Entries
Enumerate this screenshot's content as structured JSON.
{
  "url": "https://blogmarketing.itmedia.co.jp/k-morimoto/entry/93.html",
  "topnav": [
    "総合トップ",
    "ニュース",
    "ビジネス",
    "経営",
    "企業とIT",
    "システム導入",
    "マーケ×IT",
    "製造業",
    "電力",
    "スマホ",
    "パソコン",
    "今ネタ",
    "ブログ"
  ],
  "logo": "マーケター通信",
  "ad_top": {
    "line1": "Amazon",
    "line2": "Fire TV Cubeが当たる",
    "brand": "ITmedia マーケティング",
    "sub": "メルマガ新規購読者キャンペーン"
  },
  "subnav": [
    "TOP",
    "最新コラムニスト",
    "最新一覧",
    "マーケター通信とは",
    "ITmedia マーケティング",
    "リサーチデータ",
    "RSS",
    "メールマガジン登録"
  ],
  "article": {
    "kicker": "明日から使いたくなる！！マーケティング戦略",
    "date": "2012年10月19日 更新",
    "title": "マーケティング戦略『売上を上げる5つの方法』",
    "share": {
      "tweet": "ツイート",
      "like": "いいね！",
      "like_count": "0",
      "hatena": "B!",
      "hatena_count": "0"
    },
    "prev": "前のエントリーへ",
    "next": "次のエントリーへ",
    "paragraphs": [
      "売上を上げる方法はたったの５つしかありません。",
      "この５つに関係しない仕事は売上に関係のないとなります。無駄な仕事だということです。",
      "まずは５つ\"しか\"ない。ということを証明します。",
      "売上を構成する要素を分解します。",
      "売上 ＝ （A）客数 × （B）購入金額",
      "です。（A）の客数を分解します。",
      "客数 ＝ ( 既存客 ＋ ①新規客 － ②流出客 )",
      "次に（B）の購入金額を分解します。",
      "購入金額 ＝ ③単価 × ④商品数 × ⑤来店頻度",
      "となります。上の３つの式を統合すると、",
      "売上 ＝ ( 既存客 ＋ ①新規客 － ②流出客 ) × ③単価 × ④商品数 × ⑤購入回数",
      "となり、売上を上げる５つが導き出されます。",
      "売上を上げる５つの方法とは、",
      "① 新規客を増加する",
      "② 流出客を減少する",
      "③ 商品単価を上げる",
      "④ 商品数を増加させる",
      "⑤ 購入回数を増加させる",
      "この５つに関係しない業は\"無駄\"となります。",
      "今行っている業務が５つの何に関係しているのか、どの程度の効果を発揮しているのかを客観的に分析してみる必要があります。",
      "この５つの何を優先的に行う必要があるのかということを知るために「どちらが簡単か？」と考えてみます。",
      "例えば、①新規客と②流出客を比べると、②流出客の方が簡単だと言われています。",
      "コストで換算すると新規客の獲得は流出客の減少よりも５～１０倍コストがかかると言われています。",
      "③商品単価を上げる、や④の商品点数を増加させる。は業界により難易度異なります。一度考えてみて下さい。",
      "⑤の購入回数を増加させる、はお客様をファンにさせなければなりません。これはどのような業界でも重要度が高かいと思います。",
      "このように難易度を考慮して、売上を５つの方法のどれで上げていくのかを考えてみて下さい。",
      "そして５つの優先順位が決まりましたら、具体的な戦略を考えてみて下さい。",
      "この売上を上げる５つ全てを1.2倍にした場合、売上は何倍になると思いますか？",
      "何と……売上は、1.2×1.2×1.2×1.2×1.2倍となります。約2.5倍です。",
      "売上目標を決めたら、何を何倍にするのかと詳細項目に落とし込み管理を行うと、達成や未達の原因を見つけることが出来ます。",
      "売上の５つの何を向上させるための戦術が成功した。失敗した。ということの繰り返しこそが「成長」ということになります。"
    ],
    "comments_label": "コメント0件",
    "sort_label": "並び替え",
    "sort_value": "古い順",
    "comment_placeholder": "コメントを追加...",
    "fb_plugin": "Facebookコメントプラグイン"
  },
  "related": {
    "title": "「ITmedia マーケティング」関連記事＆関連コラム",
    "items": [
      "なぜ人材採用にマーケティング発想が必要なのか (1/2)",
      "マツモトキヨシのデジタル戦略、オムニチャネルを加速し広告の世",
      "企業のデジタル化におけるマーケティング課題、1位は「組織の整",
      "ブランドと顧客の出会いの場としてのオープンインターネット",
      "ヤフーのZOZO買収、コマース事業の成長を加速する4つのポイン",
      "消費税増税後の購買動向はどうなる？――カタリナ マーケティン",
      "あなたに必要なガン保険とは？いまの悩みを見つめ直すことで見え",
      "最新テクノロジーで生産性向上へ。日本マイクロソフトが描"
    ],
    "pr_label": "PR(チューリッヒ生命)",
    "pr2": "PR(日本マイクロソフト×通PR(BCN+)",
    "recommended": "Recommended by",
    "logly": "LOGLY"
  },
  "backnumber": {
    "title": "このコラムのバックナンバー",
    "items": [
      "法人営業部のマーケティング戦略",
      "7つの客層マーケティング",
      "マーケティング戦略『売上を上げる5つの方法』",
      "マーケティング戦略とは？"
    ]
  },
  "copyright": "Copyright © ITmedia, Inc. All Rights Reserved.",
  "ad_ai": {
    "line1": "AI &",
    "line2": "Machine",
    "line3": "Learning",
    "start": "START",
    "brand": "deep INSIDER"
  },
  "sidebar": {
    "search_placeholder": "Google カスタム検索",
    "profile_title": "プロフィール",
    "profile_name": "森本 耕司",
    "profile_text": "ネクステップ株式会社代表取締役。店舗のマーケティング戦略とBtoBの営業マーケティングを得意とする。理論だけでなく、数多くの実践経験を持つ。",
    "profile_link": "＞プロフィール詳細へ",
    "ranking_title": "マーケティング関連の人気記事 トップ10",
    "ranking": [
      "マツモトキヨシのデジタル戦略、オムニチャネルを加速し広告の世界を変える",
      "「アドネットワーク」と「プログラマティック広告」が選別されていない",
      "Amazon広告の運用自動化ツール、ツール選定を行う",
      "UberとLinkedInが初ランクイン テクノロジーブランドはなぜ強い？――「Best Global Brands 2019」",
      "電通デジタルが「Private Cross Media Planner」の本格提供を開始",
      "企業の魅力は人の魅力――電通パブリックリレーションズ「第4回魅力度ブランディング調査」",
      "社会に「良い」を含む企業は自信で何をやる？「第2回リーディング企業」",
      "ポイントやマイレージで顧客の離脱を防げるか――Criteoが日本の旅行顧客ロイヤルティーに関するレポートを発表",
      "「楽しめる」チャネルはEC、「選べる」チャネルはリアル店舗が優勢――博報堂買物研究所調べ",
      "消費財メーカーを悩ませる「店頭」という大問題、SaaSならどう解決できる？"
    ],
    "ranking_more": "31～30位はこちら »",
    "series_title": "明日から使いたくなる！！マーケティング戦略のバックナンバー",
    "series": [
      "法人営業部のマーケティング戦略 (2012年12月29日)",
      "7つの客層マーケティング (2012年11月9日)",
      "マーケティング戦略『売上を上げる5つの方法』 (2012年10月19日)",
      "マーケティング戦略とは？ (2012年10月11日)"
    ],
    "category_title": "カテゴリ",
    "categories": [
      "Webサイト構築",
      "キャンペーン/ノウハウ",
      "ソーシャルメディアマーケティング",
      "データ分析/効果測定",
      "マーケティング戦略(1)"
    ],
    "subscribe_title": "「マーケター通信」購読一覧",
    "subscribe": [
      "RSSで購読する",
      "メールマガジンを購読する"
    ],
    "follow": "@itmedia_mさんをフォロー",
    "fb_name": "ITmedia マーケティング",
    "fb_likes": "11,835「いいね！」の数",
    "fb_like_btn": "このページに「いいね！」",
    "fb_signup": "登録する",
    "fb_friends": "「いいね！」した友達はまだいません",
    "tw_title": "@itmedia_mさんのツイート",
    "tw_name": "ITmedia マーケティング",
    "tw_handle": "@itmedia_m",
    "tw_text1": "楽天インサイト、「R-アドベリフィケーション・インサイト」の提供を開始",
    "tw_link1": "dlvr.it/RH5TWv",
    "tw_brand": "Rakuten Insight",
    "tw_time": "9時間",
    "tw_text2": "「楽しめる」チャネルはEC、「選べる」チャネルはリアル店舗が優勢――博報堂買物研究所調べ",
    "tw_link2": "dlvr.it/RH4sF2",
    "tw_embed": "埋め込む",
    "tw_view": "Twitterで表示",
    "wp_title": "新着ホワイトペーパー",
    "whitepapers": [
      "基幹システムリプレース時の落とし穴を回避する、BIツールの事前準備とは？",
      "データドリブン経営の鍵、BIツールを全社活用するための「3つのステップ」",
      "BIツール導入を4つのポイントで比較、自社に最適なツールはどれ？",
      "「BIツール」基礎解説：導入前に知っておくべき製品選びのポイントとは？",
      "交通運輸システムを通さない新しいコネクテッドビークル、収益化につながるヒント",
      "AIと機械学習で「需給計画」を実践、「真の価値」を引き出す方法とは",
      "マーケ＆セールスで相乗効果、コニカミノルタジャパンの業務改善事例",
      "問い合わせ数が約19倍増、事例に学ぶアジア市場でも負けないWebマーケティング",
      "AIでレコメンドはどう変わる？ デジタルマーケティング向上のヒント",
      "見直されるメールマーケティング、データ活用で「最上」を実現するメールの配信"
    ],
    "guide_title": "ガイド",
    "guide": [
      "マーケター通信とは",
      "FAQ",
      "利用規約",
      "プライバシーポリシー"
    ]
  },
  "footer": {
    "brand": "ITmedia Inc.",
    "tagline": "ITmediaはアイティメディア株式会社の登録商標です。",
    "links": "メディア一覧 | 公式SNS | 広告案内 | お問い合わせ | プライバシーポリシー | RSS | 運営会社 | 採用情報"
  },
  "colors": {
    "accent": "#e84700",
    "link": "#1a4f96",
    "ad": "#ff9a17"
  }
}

What you will do
Collect each line above holding the string "楽しめる".

Reply
      "「楽しめる」チャネルはEC、「選べる」チャネルはリアル店舗が優勢――博報堂買物研究所調べ",
    "tw_text2": "「楽しめる」チャネルはEC、「選べる」チャネルはリアル店舗が優勢――博報堂買物研究所調べ",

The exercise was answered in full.